During your employment, you shall devote all of your business time and attention to the business and affairs of the Company, shall comply with the lawful and reasonable directives given to you by the Chief Executive Officer and the Company’s Board of Directors (the “Board”), and shall discharge your duties in accordance with all laws and regulations governing the Company. As a Company employee, you will be expected to abide by all Company rules and policies.

 

Term

 

The initial term of your employment shall be for a period of six (6) months, with the option for successive one (1) month extensions upon written agreement by you and the Company’s Chief Executive Officer. Notwithstanding, you and the Company agree that your employment shall be “at-will” meaning that either you or the Company may terminate your employment at any time, with or without cause. The at-will status of your employment can only be modified in a written agreement signed by you and the Chief Executive Officer.

 

Board Service

 

It is understood and acknowledged that you will continue to serve as a member of the Board during the term of your employment with the Company and will not receive any compensation in respect of your Board service during such time.

 

 

 

Compensation and Expense Reimbursement

  

Your initial base salary will be paid at the rate of $75,000 per month, less applicable payroll deductions and withholdings, paid on the Company’s normal payroll schedule. In addition, subject to approval of the Compensation Committee of the Board, you shall receive an award of restricted stock units pursuant to the Company’s 2019 Omnibus Incentive Plan (the “Plan”) with an aggregate grant date fair value of $90,000 (the “RSU Grant”), with such RSU Grant to be made on substantially the same terms, and at the same time, as the 2023 annual restricted stock unit grants to be made to the Company’s non-employee directors, which is expected to occur in February 2023. The RSU Grant will be governed by the terms and conditions of the Plan and the applicable award agreement thereunder.

 

You are authorized to incur reasonable expenses in carrying out your duties on behalf of the Company and shall be reimbursed for all reasonable business expenses (including, without limitation, for required travel) incurred during your employment in accordance with the Company’s expense reimbursement policy.

 

Conflicts of Interest

 

During your employment, you shall use your best efforts to promote and serve the interests of the Company and shall not engage in any other business activity, whether or not such activity shall be engaged in for pecuniary profit, which would conflict or interfere with the performance of your duties and responsibilities to the Company; provided, however, that the foregoing shall not restrict you from (a) managing passive investments for personal and family accounts in accordance with the Company’s compliance procedures, or (b) serving on civic or charitable boards or committees, provided, that such activities do not interfere with the performance of your duties and responsibilities to the Company. Notwithstanding anything herein to the contrary, you shall not become a director of any for-profit entity without first receiving the written approval of the Board.

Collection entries
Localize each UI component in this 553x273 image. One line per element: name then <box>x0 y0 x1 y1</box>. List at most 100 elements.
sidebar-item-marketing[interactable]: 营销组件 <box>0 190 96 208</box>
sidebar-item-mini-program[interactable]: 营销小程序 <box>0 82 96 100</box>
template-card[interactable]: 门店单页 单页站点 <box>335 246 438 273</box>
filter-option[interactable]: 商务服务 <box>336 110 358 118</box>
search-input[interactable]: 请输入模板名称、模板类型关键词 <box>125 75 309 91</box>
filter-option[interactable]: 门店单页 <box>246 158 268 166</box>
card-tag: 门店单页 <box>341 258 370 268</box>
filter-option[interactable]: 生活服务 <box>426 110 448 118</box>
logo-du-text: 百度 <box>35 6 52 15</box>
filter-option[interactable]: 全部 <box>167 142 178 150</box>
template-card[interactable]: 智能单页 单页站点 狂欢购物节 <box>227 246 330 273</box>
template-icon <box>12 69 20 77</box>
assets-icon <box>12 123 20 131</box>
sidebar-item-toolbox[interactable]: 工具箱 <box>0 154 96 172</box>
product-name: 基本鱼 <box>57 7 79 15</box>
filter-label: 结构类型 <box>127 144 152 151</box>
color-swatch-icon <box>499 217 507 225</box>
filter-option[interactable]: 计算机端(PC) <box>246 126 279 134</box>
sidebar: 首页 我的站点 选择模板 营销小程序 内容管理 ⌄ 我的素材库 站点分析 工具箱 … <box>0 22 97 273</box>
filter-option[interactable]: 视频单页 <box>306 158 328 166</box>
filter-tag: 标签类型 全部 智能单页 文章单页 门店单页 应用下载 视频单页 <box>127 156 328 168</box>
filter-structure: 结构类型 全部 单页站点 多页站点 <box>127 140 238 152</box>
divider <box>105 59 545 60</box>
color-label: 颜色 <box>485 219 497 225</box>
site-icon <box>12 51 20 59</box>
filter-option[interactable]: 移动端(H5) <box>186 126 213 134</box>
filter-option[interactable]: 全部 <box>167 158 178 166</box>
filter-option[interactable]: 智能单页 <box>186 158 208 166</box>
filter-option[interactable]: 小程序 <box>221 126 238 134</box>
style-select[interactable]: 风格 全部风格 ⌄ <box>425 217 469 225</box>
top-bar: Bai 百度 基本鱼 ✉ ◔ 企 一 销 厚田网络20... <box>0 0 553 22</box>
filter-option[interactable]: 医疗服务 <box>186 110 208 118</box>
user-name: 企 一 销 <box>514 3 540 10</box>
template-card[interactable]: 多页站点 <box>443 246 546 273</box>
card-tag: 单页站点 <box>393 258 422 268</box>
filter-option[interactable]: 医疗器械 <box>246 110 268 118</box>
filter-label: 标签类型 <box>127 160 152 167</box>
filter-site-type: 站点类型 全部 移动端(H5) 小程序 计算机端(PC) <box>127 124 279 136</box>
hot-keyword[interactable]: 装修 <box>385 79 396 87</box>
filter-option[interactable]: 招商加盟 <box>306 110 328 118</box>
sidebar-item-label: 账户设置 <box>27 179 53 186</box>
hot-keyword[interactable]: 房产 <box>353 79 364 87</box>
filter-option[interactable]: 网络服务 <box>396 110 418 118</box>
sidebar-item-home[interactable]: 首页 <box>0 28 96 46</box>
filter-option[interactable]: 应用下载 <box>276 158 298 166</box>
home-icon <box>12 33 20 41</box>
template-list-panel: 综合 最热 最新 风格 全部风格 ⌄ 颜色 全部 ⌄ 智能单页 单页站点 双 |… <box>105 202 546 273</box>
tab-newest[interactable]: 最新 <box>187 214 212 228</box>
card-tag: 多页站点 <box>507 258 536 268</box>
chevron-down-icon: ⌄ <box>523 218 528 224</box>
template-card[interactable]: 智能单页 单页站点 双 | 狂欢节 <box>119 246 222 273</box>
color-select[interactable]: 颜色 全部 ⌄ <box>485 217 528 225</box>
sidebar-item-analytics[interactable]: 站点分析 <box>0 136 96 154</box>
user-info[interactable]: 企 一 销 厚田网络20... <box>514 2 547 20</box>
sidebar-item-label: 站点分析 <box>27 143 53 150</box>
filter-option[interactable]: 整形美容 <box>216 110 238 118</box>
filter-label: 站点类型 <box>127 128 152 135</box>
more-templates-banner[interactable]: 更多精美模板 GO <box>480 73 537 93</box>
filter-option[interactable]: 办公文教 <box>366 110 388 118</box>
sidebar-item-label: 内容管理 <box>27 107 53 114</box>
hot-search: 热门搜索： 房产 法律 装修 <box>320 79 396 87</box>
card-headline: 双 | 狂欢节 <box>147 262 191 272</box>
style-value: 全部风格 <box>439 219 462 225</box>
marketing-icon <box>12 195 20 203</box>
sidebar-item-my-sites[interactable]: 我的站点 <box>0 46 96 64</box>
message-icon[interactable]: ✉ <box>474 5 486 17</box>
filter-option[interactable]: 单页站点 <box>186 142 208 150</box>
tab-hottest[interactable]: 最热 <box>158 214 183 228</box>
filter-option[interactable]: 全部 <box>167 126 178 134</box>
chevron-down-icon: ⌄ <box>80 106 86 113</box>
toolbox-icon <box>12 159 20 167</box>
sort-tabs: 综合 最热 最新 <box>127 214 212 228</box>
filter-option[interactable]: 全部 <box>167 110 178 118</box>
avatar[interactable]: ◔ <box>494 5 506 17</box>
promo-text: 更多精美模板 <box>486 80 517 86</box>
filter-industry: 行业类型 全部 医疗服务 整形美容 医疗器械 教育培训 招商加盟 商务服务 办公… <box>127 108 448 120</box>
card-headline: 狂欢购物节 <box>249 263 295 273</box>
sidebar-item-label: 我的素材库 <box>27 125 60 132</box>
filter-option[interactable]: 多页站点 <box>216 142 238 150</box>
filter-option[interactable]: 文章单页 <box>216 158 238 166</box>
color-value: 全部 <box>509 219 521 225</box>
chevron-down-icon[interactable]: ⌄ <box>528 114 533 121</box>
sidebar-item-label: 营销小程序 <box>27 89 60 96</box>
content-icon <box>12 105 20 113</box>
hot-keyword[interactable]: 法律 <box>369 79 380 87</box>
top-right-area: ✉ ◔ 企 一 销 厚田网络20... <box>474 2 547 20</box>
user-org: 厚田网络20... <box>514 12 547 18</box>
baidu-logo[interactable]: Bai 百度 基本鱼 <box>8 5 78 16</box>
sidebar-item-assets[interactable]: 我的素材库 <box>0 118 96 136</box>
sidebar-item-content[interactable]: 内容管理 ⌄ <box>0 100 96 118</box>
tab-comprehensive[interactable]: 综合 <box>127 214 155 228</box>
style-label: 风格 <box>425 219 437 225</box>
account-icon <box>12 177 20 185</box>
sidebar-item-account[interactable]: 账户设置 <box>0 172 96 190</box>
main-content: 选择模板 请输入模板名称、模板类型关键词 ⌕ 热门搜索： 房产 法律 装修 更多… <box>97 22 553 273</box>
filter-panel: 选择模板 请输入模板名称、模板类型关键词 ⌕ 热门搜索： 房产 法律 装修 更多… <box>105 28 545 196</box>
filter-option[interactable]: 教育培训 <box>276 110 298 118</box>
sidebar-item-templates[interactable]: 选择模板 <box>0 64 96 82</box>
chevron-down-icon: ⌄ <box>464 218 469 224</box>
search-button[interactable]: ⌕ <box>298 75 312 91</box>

PROMPT 1: Rewrite the employment terms from "The initial term" to "the Chief Executive Officer.", putting "President" in place of "Chief Executive Officer".
PROMPT 2: According to the employment terms, why can the employment end before the initial six-month term is over? Answer in one to three sentences.
Answer from the employment terms alone.

EXERCISE ANSWER 1:
The initial term of your employment shall be for a period of six (6) months, with the option for successive one (1) month extensions upon written agreement by you and the Company’s President. Notwithstanding, you and the Company agree that your employment shall be “at-will” meaning that either you or the Company may terminate your employment at any time, with or without cause. The at-will status of your employment can only be modified in a written agreement signed by you and the President.

EXERCISE ANSWER 2: Despite the six-month initial term, the employee and the Company agree that the employment is "at-will." Either of them may therefore terminate it at any time, with or without cause. This status can be changed only by a written agreement signed by the employee and the Chief Executive Officer.